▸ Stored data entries
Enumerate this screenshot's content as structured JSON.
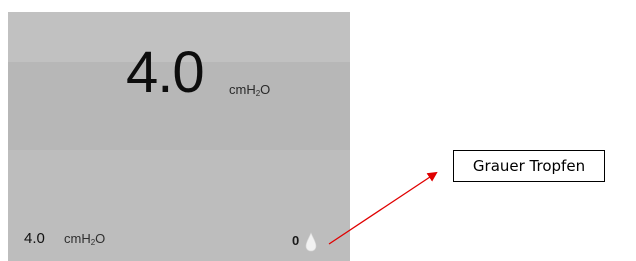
{
  "display": {
    "main_value": "4.0",
    "main_unit_prefix": "cmH",
    "main_unit_sub": "2",
    "main_unit_suffix": "O",
    "footer_value": "4.0",
    "footer_unit_prefix": "cmH",
    "footer_unit_sub": "2",
    "footer_unit_suffix": "O",
    "footer_count": "0",
    "drop_icon": "drop-icon"
  },
  "annotation": {
    "label": "Grauer Tropfen",
    "arrow_color": "#e00000"
  },
  "colors": {
    "panel_background": "#bcbcbc",
    "drop_fill": "#f2f2f2"
  }
}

▸ Work required
With the pictures omitted, reproduce the records in full and exactly.

▸ Correct output
Enumerate this screenshot's content as structured JSON.
{
  "display": {
    "main_value": "4.0",
    "main_unit_prefix": "cmH",
    "main_unit_sub": "2",
    "main_unit_suffix": "O",
    "footer_value": "4.0",
    "footer_unit_prefix": "cmH",
    "footer_unit_sub": "2",
    "footer_unit_suffix": "O",
    "footer_count": "0",
    "drop_icon": "drop-icon"
  },
  "annotation": {
    "label": "Grauer Tropfen",
    "arrow_color": "#e00000"
  },
  "colors": {
    "panel_background": "#bcbcbc",
    "drop_fill": "#f2f2f2"
  }
}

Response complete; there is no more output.